* Task to carry out
Write out every record below exactly as it appears.

Stored records

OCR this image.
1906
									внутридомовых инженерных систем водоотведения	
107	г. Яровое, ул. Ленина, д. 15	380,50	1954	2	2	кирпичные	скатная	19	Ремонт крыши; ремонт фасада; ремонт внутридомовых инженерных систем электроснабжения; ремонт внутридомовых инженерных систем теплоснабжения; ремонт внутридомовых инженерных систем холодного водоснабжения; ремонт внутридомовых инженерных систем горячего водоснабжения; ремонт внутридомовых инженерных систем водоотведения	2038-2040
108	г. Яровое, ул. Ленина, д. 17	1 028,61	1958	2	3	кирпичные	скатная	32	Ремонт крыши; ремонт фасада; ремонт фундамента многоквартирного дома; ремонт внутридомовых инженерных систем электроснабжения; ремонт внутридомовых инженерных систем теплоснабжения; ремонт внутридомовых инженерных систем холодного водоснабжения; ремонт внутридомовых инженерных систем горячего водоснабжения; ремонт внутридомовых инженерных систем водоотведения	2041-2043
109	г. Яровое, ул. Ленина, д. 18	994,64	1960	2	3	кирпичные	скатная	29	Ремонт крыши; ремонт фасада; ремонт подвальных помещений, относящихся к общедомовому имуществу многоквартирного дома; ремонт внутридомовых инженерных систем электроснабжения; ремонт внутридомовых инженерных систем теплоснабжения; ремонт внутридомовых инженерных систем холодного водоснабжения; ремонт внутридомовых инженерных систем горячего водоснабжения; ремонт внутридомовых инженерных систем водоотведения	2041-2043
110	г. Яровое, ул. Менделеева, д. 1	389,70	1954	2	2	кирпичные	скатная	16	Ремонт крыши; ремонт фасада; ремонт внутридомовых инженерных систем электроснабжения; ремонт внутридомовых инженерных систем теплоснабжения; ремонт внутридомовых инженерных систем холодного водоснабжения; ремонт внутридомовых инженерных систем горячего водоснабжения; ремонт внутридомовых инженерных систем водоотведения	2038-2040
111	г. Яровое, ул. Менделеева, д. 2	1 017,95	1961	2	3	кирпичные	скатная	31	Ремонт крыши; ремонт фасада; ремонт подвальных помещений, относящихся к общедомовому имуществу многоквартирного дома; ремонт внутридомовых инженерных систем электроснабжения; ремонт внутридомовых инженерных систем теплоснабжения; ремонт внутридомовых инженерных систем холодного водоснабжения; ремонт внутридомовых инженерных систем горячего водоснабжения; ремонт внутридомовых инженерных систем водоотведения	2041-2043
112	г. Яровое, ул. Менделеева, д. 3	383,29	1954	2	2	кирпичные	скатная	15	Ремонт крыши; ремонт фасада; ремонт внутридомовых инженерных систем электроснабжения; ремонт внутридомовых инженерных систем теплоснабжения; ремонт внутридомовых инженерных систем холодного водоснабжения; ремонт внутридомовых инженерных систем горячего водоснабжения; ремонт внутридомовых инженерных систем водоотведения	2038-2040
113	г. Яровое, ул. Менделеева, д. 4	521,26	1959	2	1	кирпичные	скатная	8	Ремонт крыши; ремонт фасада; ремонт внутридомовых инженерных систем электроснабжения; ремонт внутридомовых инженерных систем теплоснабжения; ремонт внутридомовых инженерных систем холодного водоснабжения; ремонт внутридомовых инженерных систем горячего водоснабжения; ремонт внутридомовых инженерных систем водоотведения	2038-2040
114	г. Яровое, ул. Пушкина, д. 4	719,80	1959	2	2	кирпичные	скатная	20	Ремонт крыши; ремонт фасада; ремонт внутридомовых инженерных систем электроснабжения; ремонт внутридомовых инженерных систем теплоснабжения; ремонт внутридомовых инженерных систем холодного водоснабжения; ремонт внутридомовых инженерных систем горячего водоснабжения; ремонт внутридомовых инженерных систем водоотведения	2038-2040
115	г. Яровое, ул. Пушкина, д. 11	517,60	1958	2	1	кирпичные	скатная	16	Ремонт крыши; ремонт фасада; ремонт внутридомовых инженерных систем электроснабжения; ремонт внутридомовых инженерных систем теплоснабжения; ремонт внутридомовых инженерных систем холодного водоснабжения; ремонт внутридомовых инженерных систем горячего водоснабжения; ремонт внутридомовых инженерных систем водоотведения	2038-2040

* Expected output
OCR this image.
1906
									внутридомовых инженерных систем водоотведения	
107	г. Яровое, ул. Ленина, д. 15	380,50	1954	2	2	кирпичные	скатная	19	Ремонт крыши; ремонт фасада; ремонт внутридомовых инженерных систем электроснабжения; ремонт внутридомовых инженерных систем теплоснабжения; ремонт внутридомовых инженерных систем холодного водоснабжения; ремонт внутридомовых инженерных систем горячего водоснабжения; ремонт внутридомовых инженерных систем водоотведения	2038-2040
108	г. Яровое, ул. Ленина, д. 17	1 028,61	1958	2	3	кирпичные	скатная	32	Ремонт крыши; ремонт фасада; ремонт фундамента многоквартирного дома; ремонт внутридомовых инженерных систем электроснабжения; ремонт внутридомовых инженерных систем теплоснабжения; ремонт внутридомовых инженерных систем холодного водоснабжения; ремонт внутридомовых инженерных систем горячего водоснабжения; ремонт внутридомовых инженерных систем водоотведения	2041-2043
109	г. Яровое, ул. Ленина, д. 18	994,64	1960	2	3	кирпичные	скатная	29	Ремонт крыши; ремонт фасада; ремонт подвальных помещений, относящихся к общедомовому имуществу многоквартирного дома; ремонт внутридомовых инженерных систем электроснабжения; ремонт внутридомовых инженерных систем теплоснабжения; ремонт внутридомовых инженерных систем холодного водоснабжения; ремонт внутридомовых инженерных систем горячего водоснабжения; ремонт внутридомовых инженерных систем водоотведения	2041-2043
110	г. Яровое, ул. Менделеева, д. 1	389,70	1954	2	2	кирпичные	скатная	16	Ремонт крыши; ремонт фасада; ремонт внутридомовых инженерных систем электроснабжения; ремонт внутридомовых инженерных систем теплоснабжения; ремонт внутридомовых инженерных систем холодного водоснабжения; ремонт внутридомовых инженерных систем горячего водоснабжения; ремонт внутридомовых инженерных систем водоотведения	2038-2040
111	г. Яровое, ул. Менделеева, д. 2	1 017,95	1961	2	3	кирпичные	скатная	31	Ремонт крыши; ремонт фасада; ремонт подвальных помещений, относящихся к общедомовому имуществу многоквартирного дома; ремонт внутридомовых инженерных систем электроснабжения; ремонт внутридомовых инженерных систем теплоснабжения; ремонт внутридомовых инженерных систем холодного водоснабжения; ремонт внутридомовых инженерных систем горячего водоснабжения; ремонт внутридомовых инженерных систем водоотведения	2041-2043
112	г. Яровое, ул. Менделеева, д. 3	383,29	1954	2	2	кирпичные	скатная	15	Ремонт крыши; ремонт фасада; ремонт внутридомовых инженерных систем электроснабжения; ремонт внутридомовых инженерных систем теплоснабжения; ремонт внутридомовых инженерных систем холодного водоснабжения; ремонт внутридомовых инженерных систем горячего водоснабжения; ремонт внутридомовых инженерных систем водоотведения	2038-2040
113	г. Яровое, ул. Менделеева, д. 4	521,26	1959	2	1	кирпичные	скатная	8	Ремонт крыши; ремонт фасада; ремонт внутридомовых инженерных систем электроснабжения; ремонт внутридомовых инженерных систем теплоснабжения; ремонт внутридомовых инженерных систем холодного водоснабжения; ремонт внутридомовых инженерных систем горячего водоснабжения; ремонт внутридомовых инженерных систем водоотведения	2038-2040
114	г. Яровое, ул. Пушкина, д. 4	719,80	1959	2	2	кирпичные	скатная	20	Ремонт крыши; ремонт фасада; ремонт внутридомовых инженерных систем электроснабжения; ремонт внутридомовых инженерных систем теплоснабжения; ремонт внутридомовых инженерных систем холодного водоснабжения; ремонт внутридомовых инженерных систем горячего водоснабжения; ремонт внутридомовых инженерных систем водоотведения	2038-2040
115	г. Яровое, ул. Пушкина, д. 11	517,60	1958	2	1	кирпичные	скатная	16	Ремонт крыши; ремонт фасада; ремонт внутридомовых инженерных систем электроснабжения; ремонт внутридомовых инженерных систем теплоснабжения; ремонт внутридомовых инженерных систем холодного водоснабжения; ремонт внутридомовых инженерных систем горячего водоснабжения; ремонт внутридомовых инженерных систем водоотведения	2038-2040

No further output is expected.